*TO DO*
For each line below that includes the word "Alle", make a copy.

[Stored entries]
•••••
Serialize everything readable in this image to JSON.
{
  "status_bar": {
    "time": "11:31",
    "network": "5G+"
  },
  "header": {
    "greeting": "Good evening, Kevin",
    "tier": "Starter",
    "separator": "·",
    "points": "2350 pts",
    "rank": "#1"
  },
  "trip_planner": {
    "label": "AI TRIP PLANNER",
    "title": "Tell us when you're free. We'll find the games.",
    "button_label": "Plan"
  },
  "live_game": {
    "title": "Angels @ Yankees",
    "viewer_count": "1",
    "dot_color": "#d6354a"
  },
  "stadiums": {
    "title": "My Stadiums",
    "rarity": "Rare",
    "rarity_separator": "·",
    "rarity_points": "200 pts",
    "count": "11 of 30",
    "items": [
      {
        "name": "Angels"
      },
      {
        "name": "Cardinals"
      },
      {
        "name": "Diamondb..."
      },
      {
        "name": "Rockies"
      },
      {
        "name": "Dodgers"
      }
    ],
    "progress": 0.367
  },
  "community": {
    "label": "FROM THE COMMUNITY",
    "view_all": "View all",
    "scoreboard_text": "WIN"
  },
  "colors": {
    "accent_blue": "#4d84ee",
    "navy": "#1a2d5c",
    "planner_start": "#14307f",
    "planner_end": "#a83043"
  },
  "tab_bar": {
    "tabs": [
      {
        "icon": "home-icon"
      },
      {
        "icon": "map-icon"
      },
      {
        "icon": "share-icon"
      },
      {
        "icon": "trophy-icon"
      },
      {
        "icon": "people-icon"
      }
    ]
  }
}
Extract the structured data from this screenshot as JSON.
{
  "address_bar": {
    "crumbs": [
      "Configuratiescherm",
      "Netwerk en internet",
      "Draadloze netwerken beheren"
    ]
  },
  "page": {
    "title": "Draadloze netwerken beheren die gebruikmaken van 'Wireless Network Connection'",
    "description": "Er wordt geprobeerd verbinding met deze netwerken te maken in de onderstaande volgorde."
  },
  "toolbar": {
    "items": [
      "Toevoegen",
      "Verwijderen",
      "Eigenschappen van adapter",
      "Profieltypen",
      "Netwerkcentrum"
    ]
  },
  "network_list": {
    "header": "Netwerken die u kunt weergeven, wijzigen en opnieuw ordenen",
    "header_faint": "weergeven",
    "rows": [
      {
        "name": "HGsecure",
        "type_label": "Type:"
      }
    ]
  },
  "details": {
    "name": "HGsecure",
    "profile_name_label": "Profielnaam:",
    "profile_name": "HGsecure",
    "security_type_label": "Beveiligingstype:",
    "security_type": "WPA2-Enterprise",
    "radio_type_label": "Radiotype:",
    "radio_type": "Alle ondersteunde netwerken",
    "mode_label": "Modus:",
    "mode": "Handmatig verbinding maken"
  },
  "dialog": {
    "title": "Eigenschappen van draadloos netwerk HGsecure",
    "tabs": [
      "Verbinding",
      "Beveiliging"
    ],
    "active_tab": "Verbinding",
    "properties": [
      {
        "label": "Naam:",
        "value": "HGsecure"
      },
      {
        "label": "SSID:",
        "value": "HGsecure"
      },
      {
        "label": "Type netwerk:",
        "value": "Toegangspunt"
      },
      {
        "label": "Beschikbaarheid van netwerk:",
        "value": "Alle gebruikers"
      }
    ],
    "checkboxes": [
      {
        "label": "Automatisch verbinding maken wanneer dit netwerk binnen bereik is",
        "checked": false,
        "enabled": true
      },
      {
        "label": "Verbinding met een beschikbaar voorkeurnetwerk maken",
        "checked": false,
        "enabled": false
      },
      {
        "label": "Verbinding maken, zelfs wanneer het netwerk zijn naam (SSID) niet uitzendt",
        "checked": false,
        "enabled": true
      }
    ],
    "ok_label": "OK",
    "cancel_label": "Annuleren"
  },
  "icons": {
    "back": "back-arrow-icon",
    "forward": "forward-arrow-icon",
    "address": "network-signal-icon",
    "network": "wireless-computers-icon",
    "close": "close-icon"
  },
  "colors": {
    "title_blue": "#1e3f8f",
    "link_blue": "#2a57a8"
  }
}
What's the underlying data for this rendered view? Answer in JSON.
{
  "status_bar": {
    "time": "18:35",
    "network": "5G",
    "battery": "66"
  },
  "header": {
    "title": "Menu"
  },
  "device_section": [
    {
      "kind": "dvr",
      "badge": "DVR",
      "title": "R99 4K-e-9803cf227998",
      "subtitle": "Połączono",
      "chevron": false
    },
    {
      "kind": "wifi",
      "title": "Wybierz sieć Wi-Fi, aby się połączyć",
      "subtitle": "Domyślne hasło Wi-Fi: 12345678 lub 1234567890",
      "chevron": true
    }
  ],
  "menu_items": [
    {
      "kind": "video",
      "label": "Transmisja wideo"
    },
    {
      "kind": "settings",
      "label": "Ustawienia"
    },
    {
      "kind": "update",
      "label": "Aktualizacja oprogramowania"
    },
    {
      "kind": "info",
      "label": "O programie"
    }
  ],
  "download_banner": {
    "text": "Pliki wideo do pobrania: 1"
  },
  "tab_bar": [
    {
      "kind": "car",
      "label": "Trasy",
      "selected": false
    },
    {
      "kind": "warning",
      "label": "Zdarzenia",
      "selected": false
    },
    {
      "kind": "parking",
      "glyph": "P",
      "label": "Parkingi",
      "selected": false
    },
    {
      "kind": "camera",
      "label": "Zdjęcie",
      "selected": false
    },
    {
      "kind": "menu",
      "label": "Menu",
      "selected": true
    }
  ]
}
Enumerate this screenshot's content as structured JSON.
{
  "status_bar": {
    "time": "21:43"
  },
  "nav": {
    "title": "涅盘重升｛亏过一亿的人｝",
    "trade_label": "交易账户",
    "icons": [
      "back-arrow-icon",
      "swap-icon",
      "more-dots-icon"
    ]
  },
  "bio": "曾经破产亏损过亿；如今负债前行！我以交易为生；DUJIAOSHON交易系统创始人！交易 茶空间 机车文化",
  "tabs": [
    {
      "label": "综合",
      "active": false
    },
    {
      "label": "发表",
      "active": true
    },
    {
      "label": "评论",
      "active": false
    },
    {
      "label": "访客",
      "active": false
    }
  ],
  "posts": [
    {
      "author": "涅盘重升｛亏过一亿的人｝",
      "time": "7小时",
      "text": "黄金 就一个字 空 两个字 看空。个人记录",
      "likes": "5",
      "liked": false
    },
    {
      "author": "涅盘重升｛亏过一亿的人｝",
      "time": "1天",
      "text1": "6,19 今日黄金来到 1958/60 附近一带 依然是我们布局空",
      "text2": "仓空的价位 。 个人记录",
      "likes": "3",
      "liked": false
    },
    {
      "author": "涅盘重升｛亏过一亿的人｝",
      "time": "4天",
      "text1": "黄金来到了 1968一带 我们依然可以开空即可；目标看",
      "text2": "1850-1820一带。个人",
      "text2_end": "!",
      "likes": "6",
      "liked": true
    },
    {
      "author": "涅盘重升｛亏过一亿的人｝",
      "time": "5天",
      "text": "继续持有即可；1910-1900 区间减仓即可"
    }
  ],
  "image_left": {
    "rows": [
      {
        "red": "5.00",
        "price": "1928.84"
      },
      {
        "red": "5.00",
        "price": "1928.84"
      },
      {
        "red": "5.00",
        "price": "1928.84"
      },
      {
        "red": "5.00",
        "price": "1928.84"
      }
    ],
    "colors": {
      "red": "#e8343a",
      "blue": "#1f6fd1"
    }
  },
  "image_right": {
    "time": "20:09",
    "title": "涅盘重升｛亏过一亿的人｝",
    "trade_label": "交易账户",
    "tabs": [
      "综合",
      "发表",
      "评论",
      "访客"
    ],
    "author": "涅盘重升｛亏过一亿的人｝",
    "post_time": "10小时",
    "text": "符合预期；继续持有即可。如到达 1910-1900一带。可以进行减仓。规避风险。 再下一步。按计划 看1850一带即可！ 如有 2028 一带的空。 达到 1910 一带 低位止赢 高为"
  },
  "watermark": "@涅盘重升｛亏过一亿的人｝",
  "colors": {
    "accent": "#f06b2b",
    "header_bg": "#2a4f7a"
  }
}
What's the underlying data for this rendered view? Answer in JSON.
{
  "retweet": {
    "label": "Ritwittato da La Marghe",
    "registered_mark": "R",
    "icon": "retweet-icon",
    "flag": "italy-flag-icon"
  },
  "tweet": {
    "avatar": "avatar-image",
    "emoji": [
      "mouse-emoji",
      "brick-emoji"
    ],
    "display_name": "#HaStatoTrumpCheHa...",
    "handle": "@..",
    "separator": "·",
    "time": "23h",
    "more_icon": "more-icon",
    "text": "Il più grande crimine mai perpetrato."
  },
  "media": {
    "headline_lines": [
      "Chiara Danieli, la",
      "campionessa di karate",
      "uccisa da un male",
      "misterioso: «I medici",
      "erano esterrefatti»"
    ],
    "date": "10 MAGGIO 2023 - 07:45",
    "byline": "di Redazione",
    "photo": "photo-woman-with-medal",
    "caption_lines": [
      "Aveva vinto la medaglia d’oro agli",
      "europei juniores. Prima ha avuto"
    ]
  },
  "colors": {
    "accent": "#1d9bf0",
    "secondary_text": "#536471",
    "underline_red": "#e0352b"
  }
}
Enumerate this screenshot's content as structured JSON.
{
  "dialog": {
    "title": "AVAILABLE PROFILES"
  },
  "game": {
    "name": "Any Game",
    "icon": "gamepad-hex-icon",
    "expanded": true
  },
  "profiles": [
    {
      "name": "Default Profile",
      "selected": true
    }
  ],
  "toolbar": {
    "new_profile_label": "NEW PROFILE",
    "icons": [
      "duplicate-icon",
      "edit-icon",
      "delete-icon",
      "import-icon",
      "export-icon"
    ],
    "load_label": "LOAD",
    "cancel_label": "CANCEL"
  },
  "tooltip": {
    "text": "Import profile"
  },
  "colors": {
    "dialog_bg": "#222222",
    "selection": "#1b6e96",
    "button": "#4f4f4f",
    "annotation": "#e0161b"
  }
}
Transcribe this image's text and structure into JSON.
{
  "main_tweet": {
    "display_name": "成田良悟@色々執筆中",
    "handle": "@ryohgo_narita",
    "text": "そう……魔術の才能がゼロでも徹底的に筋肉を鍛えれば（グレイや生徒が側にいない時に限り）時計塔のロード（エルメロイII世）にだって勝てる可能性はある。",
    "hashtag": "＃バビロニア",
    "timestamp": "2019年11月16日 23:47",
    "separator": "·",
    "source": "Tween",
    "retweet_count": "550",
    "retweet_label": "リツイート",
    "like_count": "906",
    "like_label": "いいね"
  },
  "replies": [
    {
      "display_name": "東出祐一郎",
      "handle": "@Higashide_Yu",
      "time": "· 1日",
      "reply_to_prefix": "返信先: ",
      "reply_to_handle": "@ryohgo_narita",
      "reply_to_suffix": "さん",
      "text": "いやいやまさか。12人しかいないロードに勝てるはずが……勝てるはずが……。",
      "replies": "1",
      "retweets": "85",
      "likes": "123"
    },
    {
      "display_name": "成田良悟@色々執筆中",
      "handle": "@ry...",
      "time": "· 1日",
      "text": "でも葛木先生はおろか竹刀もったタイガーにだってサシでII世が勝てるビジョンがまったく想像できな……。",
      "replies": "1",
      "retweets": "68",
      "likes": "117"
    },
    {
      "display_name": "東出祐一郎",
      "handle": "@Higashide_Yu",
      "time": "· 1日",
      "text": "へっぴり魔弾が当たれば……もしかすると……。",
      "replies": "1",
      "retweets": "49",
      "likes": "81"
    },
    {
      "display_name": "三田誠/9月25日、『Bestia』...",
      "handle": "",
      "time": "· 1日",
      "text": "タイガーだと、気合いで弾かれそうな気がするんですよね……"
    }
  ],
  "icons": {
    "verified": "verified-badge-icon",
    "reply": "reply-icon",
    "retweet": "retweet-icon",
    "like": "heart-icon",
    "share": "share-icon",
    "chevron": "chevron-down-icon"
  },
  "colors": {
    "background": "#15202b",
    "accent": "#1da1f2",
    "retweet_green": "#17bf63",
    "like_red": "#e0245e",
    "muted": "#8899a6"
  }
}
•••••
*FINISHED TASK*
    "radio_type": "Alle ondersteunde netwerken",
        "value": "Alle gebruikers"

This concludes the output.